(Items listed in a dataset)
[Begin]

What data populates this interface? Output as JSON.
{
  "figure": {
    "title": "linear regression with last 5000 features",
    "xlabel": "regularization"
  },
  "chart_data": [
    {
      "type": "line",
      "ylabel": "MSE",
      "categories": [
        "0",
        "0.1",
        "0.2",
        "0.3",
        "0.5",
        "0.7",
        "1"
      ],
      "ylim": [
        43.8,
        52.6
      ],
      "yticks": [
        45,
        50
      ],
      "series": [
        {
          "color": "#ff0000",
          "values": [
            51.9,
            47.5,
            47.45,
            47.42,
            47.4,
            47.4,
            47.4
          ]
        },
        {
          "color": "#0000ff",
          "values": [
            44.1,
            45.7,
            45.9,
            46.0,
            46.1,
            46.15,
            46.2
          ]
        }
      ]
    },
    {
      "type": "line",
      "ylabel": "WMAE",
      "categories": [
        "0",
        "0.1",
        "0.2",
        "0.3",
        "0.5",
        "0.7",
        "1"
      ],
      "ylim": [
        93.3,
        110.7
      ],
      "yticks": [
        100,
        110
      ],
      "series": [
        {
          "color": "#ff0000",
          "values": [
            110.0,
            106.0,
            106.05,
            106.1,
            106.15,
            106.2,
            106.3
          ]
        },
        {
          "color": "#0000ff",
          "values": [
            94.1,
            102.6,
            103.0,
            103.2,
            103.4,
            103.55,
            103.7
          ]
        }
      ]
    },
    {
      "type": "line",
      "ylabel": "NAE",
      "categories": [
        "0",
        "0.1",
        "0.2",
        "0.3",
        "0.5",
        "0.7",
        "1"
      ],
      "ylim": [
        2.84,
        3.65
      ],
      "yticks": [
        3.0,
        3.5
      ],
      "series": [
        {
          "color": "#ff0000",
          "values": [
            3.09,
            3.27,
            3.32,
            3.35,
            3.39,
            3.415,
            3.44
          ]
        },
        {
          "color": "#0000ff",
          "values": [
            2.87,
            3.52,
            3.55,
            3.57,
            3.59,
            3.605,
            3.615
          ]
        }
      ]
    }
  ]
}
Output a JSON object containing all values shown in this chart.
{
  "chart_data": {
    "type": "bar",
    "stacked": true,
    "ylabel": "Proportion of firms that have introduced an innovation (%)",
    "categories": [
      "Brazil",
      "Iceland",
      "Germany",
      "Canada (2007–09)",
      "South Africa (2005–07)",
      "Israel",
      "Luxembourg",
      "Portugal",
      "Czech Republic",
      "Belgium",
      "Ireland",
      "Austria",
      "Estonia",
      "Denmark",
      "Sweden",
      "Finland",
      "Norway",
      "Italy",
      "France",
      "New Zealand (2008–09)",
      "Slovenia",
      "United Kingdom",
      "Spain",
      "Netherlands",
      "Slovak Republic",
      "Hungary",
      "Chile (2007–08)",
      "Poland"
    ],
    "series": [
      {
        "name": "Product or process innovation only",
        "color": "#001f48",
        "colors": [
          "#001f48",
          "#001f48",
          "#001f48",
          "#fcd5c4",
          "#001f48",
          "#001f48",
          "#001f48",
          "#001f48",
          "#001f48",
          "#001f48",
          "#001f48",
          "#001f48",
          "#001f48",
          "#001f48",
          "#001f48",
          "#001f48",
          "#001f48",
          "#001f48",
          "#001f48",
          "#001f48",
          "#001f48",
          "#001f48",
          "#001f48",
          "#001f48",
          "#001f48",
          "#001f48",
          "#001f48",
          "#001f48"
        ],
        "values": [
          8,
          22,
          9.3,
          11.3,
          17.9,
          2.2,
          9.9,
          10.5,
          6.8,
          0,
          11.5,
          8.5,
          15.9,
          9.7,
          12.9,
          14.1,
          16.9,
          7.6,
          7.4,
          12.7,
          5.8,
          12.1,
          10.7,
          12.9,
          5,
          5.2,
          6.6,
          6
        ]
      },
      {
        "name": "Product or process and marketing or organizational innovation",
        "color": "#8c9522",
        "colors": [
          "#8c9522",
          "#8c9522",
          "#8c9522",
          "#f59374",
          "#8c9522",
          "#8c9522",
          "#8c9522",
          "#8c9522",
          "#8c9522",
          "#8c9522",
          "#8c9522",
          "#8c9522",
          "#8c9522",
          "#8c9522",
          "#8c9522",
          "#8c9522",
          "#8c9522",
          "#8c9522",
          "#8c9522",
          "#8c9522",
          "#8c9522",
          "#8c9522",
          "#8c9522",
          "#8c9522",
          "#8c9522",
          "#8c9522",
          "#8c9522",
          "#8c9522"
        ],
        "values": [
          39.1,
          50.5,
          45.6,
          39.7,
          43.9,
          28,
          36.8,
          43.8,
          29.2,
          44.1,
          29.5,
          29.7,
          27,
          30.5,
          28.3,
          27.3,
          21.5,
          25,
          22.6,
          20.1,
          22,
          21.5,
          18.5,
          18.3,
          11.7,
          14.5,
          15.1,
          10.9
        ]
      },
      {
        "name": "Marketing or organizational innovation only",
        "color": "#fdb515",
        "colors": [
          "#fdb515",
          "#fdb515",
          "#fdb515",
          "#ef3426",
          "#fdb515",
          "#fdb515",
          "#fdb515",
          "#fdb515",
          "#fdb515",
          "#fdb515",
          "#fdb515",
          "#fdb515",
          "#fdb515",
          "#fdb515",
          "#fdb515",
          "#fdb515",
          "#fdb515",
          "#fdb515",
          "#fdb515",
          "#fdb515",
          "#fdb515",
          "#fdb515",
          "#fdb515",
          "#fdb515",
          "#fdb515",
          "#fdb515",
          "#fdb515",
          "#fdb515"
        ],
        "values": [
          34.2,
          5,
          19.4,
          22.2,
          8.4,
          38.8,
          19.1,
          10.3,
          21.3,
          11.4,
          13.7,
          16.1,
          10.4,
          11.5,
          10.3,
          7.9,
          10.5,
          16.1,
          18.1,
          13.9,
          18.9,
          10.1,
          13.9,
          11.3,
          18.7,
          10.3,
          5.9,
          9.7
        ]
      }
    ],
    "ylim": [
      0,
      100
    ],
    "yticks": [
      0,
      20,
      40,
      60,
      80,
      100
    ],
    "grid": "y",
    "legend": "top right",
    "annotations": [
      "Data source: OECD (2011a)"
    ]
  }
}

[End]

## Problem requirements:
Quote every record above exactly.

## Task output:
What data populates this interface? Output as JSON.
{
  "figure": {
    "title": "linear regression with last 5000 features",
    "xlabel": "regularization"
  },
  "chart_data": [
    {
      "type": "line",
      "ylabel": "MSE",
      "categories": [
        "0",
        "0.1",
        "0.2",
        "0.3",
        "0.5",
        "0.7",
        "1"
      ],
      "ylim": [
        43.8,
        52.6
      ],
      "yticks": [
        45,
        50
      ],
      "series": [
        {
          "color": "#ff0000",
          "values": [
            51.9,
            47.5,
            47.45,
            47.42,
            47.4,
            47.4,
            47.4
          ]
        },
        {
          "color": "#0000ff",
          "values": [
            44.1,
            45.7,
            45.9,
            46.0,
            46.1,
            46.15,
            46.2
          ]
        }
      ]
    },
    {
      "type": "line",
      "ylabel": "WMAE",
      "categories": [
        "0",
        "0.1",
        "0.2",
        "0.3",
        "0.5",
        "0.7",
        "1"
      ],
      "ylim": [
        93.3,
        110.7
      ],
      "yticks": [
        100,
        110
      ],
      "series": [
        {
          "color": "#ff0000",
          "values": [
            110.0,
            106.0,
            106.05,
            106.1,
            106.15,
            106.2,
            106.3
          ]
        },
        {
          "color": "#0000ff",
          "values": [
            94.1,
            102.6,
            103.0,
            103.2,
            103.4,
            103.55,
            103.7
          ]
        }
      ]
    },
    {
      "type": "line",
      "ylabel": "NAE",
      "categories": [
        "0",
        "0.1",
        "0.2",
        "0.3",
        "0.5",
        "0.7",
        "1"
      ],
      "ylim": [
        2.84,
        3.65
      ],
      "yticks": [
        3.0,
        3.5
      ],
      "series": [
        {
          "color": "#ff0000",
          "values": [
            3.09,
            3.27,
            3.32,
            3.35,
            3.39,
            3.415,
            3.44
          ]
        },
        {
          "color": "#0000ff",
          "values": [
            2.87,
            3.52,
            3.55,
            3.57,
            3.59,
            3.605,
            3.615
          ]
        }
      ]
    }
  ]
}
Output a JSON object containing all values shown in this chart.
{
  "chart_data": {
    "type": "bar",
    "stacked": true,
    "ylabel": "Proportion of firms that have introduced an innovation (%)",
    "categories": [
      "Brazil",
      "Iceland",
      "Germany",
      "Canada (2007–09)",
      "South Africa (2005–07)",
      "Israel",
      "Luxembourg",
      "Portugal",
      "Czech Republic",
      "Belgium",
      "Ireland",
      "Austria",
      "Estonia",
      "Denmark",
      "Sweden",
      "Finland",
      "Norway",
      "Italy",
      "France",
      "New Zealand (2008–09)",
      "Slovenia",
      "United Kingdom",
      "Spain",
      "Netherlands",
      "Slovak Republic",
      "Hungary",
      "Chile (2007–08)",
      "Poland"
    ],
    "series": [
      {
        "name": "Product or process innovation only",
        "color": "#001f48",
        "colors": [
          "#001f48",
          "#001f48",
          "#001f48",
          "#fcd5c4",
          "#001f48",
          "#001f48",
          "#001f48",
          "#001f48",
          "#001f48",
          "#001f48",
          "#001f48",
          "#001f48",
          "#001f48",
          "#001f48",
          "#001f48",
          "#001f48",
          "#001f48",
          "#001f48",
          "#001f48",
          "#001f48",
          "#001f48",
          "#001f48",
          "#001f48",
          "#001f48",
          "#001f48",
          "#001f48",
          "#001f48",
          "#001f48"
        ],
        "values": [
          8,
          22,
          9.3,
          11.3,
          17.9,
          2.2,
          9.9,
          10.5,
          6.8,
          0,
          11.5,
          8.5,
          15.9,
          9.7,
          12.9,
          14.1,
          16.9,
          7.6,
          7.4,
          12.7,
          5.8,
          12.1,
          10.7,
          12.9,
          5,
          5.2,
          6.6,
          6
        ]
      },
      {
        "name": "Product or process and marketing or organizational innovation",
        "color": "#8c9522",
        "colors": [
          "#8c9522",
          "#8c9522",
          "#8c9522",
          "#f59374",
          "#8c9522",
          "#8c9522",
          "#8c9522",
          "#8c9522",
          "#8c9522",
          "#8c9522",
          "#8c9522",
          "#8c9522",
          "#8c9522",
          "#8c9522",
          "#8c9522",
          "#8c9522",
          "#8c9522",
          "#8c9522",
          "#8c9522",
          "#8c9522",
          "#8c9522",
          "#8c9522",
          "#8c9522",
          "#8c9522",
          "#8c9522",
          "#8c9522",
          "#8c9522",
          "#8c9522"
        ],
        "values": [
          39.1,
          50.5,
          45.6,
          39.7,
          43.9,
          28,
          36.8,
          43.8,
          29.2,
          44.1,
          29.5,
          29.7,
          27,
          30.5,
          28.3,
          27.3,
          21.5,
          25,
          22.6,
          20.1,
          22,
          21.5,
          18.5,
          18.3,
          11.7,
          14.5,
          15.1,
          10.9
        ]
      },
      {
        "name": "Marketing or organizational innovation only",
        "color": "#fdb515",
        "colors": [
          "#fdb515",
          "#fdb515",
          "#fdb515",
          "#ef3426",
          "#fdb515",
          "#fdb515",
          "#fdb515",
          "#fdb515",
          "#fdb515",
          "#fdb515",
          "#fdb515",
          "#fdb515",
          "#fdb515",
          "#fdb515",
          "#fdb515",
          "#fdb515",
          "#fdb515",
          "#fdb515",
          "#fdb515",
          "#fdb515",
          "#fdb515",
          "#fdb515",
          "#fdb515",
          "#fdb515",
          "#fdb515",
          "#fdb515",
          "#fdb515",
          "#fdb515"
        ],
        "values": [
          34.2,
          5,
          19.4,
          22.2,
          8.4,
          38.8,
          19.1,
          10.3,
          21.3,
          11.4,
          13.7,
          16.1,
          10.4,
          11.5,
          10.3,
          7.9,
          10.5,
          16.1,
          18.1,
          13.9,
          18.9,
          10.1,
          13.9,
          11.3,
          18.7,
          10.3,
          5.9,
          9.7
        ]
      }
    ],
    "ylim": [
      0,
      100
    ],
    "yticks": [
      0,
      20,
      40,
      60,
      80,
      100
    ],
    "grid": "y",
    "legend": "top right",
    "annotations": [
      "Data source: OECD (2011a)"
    ]
  }
}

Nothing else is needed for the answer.